* STATED PROBLEM:
Check each line below for the word "GoDaddy", and copy those that have it.

* DATA SUPPLIED:
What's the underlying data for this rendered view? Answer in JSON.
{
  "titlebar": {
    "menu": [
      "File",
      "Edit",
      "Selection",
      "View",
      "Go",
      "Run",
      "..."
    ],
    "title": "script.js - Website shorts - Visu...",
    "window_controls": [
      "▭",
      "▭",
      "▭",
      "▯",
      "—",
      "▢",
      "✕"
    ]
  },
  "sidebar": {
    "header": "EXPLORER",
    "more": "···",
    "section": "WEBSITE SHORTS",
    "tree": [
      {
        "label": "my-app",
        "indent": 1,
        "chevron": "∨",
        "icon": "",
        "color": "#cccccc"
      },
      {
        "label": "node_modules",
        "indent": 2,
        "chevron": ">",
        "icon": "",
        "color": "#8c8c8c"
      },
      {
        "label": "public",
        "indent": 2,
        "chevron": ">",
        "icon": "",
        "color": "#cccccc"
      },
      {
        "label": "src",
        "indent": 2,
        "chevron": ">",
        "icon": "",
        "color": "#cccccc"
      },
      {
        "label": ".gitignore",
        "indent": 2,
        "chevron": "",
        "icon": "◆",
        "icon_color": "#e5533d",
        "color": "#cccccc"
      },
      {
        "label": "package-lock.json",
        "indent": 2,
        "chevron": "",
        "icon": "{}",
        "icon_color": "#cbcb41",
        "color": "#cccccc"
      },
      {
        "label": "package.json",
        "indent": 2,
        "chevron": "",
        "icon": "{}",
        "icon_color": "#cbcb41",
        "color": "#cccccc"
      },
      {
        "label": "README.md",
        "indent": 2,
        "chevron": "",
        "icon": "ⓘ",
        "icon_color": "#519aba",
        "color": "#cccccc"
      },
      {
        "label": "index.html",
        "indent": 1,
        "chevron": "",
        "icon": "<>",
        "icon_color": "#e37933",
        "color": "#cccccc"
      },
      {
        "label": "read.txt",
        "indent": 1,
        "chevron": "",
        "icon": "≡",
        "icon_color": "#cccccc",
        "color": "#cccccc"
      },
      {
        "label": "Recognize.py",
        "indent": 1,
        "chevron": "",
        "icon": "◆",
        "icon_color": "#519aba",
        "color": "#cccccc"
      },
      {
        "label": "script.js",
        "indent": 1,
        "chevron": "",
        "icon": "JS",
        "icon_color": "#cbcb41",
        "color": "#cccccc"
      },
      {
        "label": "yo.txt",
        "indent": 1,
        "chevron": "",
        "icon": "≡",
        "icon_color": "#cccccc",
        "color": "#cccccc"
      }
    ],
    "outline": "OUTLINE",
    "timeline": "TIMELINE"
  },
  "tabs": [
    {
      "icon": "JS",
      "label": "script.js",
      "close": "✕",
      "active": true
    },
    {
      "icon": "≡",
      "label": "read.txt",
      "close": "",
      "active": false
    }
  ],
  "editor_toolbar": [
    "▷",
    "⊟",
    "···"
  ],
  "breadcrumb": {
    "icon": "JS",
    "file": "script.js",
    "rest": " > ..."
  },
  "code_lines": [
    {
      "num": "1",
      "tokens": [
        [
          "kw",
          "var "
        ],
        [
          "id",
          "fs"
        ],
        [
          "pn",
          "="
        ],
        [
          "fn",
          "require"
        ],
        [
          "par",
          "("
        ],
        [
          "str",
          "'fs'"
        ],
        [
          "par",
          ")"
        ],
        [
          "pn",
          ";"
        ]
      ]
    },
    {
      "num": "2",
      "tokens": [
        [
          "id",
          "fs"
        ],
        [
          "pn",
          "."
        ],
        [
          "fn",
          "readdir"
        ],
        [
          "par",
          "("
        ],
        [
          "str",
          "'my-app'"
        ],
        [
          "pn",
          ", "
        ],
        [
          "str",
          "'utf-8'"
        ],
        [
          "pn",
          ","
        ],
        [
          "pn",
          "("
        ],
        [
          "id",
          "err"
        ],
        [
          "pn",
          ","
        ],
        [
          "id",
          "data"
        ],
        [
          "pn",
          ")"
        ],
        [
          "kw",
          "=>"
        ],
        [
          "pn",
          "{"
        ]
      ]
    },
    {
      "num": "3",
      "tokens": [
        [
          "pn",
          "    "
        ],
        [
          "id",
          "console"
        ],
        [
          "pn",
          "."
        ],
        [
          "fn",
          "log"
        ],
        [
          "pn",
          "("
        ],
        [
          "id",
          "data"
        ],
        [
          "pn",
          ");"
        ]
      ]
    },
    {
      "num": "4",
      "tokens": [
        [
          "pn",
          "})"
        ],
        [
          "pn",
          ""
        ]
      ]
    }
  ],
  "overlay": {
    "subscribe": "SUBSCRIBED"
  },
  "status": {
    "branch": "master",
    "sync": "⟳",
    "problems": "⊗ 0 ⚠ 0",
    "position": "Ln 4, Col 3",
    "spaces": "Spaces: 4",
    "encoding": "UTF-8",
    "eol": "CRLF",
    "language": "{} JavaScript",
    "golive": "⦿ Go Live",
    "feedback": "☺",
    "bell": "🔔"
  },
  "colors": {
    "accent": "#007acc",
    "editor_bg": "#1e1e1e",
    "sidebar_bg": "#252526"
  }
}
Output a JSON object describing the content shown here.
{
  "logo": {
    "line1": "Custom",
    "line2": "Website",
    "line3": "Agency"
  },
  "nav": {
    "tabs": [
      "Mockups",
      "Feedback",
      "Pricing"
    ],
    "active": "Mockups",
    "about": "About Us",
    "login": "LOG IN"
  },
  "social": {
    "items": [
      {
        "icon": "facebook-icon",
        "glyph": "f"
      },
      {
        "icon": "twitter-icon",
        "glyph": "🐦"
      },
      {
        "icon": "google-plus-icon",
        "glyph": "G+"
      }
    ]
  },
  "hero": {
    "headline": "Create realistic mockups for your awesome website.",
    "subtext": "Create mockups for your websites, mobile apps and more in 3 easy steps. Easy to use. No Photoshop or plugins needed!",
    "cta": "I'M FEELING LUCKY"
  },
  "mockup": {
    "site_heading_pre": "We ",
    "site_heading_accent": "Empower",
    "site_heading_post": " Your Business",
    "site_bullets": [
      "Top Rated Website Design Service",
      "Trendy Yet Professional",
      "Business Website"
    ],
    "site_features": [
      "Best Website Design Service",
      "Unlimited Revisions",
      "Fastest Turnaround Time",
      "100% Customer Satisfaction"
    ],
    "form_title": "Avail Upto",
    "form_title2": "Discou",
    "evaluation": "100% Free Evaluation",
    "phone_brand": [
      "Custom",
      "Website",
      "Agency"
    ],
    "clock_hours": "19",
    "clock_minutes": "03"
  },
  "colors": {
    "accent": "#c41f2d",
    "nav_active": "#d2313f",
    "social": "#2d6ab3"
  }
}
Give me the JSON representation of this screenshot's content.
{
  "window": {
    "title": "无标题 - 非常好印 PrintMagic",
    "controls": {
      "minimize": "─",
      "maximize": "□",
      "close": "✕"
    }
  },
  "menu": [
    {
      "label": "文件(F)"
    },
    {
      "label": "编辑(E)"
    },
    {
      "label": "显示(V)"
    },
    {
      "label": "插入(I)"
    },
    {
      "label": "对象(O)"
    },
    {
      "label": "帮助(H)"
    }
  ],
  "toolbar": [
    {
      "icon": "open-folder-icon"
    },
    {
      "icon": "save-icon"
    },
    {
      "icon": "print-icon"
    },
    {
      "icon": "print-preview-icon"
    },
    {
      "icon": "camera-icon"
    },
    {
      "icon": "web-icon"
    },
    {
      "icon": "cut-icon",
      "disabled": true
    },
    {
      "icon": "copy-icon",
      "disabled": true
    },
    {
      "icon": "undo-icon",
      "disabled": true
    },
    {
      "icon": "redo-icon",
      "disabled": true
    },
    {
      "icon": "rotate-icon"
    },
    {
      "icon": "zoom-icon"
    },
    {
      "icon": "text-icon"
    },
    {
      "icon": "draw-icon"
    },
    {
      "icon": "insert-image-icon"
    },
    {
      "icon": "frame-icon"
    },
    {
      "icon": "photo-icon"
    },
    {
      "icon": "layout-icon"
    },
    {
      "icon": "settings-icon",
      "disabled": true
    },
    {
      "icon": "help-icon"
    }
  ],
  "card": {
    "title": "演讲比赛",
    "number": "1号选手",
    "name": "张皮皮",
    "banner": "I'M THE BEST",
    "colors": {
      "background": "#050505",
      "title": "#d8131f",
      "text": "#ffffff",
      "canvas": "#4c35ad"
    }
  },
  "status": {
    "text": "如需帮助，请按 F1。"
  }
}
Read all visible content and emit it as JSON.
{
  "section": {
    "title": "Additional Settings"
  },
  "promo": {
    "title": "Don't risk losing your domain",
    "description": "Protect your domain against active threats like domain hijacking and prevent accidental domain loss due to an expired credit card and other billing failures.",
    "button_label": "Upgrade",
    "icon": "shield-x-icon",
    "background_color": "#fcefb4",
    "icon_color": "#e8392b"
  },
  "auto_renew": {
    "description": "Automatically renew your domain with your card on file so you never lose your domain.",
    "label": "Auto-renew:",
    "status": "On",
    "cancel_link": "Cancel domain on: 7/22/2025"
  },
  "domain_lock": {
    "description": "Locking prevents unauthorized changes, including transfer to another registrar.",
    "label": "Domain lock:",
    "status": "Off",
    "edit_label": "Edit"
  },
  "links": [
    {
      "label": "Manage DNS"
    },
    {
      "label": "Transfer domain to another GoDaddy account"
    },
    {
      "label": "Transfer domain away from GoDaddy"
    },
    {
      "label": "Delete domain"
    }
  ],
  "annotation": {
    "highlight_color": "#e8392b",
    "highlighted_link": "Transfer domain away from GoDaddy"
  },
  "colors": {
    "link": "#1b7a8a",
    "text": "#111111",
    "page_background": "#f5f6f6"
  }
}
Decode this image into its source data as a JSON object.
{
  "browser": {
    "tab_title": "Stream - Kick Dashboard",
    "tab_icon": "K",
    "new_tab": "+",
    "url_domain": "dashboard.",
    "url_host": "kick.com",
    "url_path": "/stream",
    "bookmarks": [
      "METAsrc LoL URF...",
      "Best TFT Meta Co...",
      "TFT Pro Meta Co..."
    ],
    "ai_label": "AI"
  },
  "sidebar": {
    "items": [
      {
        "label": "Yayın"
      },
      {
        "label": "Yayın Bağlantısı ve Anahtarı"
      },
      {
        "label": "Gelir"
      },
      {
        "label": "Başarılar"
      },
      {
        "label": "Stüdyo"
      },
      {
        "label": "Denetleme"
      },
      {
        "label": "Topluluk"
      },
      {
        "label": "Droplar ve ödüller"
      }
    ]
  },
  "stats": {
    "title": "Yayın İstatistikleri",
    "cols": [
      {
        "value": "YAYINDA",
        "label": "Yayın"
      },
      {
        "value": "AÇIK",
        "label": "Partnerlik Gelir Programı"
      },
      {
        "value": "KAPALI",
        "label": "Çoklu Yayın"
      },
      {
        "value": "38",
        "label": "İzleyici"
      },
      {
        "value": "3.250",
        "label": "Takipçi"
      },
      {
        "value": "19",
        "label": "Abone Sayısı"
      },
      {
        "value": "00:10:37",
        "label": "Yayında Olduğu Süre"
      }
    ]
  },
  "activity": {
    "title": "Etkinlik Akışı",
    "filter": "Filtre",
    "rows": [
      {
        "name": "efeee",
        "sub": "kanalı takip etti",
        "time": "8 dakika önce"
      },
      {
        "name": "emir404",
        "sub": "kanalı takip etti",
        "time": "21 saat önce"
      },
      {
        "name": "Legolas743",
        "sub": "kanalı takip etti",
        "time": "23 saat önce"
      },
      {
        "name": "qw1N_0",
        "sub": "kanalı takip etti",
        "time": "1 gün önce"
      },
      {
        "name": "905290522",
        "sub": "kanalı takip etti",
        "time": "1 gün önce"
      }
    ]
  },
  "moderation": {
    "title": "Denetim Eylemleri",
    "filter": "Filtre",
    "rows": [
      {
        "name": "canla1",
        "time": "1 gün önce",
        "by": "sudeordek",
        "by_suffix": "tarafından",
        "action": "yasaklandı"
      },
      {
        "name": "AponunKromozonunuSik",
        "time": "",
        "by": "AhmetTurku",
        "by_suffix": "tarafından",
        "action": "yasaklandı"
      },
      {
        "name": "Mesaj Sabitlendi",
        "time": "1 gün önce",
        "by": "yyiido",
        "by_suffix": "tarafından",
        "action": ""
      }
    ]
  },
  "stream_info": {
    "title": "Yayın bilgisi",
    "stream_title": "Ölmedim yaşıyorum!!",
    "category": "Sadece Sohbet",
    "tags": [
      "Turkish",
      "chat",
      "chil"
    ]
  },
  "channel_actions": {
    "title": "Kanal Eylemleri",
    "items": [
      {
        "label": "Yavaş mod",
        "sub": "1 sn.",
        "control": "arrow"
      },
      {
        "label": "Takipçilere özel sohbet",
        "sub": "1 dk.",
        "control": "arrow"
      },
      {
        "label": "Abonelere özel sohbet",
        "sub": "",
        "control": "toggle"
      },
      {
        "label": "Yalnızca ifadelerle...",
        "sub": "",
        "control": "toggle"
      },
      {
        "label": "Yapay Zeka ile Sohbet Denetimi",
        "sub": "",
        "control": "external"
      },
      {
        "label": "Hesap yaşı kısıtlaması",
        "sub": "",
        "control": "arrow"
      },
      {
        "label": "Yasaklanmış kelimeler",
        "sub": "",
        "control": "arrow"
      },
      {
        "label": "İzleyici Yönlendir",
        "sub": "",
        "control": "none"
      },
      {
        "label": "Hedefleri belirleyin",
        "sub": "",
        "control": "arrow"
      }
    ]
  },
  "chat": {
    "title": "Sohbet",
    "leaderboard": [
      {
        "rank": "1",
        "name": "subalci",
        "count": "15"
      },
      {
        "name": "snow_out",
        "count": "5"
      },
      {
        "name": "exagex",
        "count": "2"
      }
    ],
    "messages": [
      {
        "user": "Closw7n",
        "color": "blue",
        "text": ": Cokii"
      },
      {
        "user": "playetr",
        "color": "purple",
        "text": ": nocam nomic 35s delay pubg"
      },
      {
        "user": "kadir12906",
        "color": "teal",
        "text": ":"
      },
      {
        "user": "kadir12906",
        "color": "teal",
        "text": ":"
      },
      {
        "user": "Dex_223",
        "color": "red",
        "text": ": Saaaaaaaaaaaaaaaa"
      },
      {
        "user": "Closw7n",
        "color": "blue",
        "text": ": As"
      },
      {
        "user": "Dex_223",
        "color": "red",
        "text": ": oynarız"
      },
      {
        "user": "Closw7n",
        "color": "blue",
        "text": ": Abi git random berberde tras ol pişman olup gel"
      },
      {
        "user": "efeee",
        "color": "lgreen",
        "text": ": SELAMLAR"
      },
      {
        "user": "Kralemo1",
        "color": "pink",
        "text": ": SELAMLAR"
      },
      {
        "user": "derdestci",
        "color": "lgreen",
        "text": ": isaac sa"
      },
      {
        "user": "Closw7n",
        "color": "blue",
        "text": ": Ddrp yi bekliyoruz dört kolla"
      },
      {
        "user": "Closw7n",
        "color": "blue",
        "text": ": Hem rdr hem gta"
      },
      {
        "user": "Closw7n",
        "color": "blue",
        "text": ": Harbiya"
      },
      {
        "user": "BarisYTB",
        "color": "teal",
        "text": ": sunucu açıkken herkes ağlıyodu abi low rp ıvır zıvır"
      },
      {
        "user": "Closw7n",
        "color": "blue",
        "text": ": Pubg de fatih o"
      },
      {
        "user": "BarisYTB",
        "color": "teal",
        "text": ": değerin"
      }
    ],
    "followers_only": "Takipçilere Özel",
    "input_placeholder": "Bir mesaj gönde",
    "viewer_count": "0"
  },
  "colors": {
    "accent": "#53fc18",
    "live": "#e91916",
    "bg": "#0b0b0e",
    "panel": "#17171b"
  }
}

* TASK RESPONSE:
      "label": "Transfer domain to another GoDaddy account"
      "label": "Transfer domain away from GoDaddy"
    "highlighted_link": "Transfer domain away from GoDaddy"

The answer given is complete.